-- Exercise inputs start --

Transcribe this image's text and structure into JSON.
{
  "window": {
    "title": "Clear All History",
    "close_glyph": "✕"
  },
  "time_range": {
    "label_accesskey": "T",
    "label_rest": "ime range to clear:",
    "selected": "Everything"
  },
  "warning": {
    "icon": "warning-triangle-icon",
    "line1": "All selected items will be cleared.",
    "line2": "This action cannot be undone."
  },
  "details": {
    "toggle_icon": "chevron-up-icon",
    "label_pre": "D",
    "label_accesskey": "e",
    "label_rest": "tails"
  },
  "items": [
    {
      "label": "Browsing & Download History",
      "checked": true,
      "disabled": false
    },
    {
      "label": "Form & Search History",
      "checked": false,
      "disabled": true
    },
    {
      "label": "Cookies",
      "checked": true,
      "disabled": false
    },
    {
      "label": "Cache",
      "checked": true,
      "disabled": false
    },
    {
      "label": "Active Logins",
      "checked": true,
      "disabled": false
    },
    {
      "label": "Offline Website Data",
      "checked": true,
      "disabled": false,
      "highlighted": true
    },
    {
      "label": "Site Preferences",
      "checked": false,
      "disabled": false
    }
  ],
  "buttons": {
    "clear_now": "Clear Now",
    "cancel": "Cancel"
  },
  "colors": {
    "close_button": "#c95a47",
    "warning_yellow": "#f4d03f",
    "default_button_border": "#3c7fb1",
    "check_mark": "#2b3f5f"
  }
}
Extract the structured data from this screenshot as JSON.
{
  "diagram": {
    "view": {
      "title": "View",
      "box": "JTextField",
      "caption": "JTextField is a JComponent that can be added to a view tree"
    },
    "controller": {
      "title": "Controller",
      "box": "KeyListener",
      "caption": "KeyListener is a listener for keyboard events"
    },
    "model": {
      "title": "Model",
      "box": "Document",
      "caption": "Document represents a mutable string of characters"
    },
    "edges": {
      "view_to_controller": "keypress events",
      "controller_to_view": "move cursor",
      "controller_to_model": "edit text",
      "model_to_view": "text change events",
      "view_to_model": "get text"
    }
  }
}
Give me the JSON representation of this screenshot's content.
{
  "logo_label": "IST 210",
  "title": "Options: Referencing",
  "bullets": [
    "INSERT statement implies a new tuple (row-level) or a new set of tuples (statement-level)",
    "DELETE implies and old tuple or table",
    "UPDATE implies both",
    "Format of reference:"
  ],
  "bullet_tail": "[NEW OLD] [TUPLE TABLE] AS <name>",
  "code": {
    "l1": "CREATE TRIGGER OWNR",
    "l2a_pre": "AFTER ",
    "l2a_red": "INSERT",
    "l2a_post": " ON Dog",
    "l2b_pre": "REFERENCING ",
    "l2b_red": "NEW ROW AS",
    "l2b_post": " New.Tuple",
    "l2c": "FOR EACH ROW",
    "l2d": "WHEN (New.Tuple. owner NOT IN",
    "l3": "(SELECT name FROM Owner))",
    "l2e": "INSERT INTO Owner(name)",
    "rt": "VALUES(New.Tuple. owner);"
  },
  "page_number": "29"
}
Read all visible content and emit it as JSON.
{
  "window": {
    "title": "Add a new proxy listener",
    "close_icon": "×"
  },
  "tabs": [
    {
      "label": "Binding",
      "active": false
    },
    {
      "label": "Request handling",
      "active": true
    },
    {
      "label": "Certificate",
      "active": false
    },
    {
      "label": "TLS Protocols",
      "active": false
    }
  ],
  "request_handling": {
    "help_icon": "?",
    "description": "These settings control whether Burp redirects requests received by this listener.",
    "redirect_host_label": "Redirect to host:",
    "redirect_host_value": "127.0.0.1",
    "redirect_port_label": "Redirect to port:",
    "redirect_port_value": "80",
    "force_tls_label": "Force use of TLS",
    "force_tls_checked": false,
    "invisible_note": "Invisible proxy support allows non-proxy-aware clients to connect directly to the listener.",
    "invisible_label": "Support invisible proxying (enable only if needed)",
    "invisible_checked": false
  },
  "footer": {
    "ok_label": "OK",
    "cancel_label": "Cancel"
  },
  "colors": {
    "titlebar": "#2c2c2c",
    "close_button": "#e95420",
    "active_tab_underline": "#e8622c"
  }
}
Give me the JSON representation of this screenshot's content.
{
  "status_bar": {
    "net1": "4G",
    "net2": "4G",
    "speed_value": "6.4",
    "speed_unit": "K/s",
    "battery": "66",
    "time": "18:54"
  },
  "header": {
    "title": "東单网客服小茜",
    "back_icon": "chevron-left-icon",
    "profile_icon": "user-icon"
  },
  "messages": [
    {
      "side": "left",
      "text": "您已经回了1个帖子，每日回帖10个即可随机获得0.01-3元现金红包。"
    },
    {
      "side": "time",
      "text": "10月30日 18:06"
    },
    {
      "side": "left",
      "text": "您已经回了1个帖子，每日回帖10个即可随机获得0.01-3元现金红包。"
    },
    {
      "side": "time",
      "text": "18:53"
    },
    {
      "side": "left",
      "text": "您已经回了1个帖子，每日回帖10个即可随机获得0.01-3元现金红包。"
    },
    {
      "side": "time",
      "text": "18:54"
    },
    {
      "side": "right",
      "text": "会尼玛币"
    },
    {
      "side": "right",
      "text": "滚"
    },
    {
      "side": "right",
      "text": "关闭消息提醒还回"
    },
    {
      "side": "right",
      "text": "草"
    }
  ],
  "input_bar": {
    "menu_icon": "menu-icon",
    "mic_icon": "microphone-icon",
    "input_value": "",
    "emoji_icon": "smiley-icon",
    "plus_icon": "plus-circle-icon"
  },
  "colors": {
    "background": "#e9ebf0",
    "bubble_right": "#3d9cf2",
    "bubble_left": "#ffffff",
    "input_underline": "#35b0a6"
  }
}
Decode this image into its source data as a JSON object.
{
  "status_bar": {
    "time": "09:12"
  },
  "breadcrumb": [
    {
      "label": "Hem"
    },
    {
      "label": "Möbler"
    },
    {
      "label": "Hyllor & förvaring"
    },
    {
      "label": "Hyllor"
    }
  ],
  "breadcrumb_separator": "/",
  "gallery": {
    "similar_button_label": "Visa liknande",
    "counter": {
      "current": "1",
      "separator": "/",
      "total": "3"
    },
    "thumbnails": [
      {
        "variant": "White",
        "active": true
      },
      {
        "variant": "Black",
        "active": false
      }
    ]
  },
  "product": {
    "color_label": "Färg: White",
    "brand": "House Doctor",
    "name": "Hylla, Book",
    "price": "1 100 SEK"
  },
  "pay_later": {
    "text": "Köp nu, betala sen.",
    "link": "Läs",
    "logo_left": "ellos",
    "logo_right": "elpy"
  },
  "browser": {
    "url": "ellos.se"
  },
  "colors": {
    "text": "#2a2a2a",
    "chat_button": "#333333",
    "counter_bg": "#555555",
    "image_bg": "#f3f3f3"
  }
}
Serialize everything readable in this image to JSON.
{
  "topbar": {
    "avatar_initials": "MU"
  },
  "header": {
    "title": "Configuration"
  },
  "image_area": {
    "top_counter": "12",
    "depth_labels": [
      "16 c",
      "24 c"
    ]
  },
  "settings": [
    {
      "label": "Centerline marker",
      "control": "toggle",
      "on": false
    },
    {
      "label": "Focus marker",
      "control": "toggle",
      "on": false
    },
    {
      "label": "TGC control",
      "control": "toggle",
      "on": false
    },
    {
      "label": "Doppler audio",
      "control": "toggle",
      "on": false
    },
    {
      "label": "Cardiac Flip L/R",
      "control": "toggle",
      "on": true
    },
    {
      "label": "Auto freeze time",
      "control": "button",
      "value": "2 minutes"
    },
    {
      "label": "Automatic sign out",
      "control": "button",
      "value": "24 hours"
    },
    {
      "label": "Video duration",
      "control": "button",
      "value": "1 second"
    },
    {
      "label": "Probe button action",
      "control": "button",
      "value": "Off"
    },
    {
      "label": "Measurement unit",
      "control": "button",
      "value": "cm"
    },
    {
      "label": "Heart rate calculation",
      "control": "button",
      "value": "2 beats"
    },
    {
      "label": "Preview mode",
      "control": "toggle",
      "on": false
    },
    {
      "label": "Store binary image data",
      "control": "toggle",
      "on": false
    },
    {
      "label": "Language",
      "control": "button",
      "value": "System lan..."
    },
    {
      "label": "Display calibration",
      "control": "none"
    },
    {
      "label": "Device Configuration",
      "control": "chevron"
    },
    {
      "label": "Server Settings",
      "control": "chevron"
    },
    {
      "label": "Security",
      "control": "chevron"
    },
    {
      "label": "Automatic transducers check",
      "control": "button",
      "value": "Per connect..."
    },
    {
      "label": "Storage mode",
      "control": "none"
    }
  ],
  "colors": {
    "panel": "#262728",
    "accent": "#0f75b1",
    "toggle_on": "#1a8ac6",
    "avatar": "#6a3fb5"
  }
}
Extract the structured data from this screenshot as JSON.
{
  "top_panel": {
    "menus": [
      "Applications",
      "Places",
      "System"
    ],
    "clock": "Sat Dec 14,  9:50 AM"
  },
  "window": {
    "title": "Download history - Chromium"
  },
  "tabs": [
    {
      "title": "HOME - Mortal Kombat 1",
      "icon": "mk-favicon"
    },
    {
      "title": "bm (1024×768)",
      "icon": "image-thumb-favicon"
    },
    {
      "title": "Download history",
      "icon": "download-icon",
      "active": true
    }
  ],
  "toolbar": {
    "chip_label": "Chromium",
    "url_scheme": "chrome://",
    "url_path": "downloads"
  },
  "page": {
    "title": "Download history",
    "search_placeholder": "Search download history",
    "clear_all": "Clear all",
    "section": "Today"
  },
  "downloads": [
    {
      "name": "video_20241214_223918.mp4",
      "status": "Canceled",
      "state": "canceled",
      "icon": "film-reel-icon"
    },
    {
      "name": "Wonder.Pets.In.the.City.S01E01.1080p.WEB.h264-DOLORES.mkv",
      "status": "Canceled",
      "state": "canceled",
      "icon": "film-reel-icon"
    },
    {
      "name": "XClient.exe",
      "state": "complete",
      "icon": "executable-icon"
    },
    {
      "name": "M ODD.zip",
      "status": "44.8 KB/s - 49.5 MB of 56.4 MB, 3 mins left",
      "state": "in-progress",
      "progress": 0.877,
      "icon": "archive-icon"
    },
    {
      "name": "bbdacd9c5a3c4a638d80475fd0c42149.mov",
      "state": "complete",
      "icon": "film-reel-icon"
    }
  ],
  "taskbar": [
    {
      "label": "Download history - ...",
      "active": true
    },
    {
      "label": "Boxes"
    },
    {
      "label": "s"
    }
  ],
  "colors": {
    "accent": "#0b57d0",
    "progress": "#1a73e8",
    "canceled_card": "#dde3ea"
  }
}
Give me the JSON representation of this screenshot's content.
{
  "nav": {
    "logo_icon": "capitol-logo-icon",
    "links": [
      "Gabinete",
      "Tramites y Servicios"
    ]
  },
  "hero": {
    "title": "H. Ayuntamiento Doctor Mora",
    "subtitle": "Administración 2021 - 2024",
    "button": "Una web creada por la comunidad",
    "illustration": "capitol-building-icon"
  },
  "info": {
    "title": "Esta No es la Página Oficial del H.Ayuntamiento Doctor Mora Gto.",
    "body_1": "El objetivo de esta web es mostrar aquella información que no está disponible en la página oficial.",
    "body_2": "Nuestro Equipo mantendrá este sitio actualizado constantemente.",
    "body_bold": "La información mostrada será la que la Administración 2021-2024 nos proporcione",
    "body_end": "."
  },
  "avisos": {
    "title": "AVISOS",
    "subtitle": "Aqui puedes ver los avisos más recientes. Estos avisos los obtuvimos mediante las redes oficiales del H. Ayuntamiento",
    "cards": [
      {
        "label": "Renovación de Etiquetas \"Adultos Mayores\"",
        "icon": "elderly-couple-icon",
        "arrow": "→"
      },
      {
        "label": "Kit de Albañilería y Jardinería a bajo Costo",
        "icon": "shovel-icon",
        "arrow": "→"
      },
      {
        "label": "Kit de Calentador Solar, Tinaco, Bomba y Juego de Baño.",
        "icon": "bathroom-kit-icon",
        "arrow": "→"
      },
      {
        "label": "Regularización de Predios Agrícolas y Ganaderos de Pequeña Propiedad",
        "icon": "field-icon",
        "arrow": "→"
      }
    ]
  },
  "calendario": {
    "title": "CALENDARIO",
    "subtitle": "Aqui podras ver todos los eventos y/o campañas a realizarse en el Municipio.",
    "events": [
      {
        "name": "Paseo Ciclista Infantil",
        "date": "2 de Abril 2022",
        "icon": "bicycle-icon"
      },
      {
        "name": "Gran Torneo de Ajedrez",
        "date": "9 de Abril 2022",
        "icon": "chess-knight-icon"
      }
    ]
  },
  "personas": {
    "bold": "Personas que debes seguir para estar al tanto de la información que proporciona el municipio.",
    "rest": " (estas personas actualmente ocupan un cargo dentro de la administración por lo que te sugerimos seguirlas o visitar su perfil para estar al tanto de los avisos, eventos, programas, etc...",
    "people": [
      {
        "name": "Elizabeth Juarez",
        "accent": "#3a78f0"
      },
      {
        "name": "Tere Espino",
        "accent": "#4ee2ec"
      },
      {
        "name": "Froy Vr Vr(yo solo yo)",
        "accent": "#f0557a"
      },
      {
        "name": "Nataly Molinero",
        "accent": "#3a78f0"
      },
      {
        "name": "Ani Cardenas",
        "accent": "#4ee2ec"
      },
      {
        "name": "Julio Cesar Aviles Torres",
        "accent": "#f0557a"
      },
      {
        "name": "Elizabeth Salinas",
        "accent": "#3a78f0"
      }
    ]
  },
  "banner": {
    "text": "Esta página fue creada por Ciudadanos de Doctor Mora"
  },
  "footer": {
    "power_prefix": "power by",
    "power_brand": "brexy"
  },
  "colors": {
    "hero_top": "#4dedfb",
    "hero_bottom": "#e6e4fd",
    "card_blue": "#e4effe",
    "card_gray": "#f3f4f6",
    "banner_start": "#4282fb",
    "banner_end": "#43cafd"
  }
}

-- Exercise inputs end --

» Exercise details
Each line holding the word "progress" counts once; report the total and nothing else.

» Expected answer
3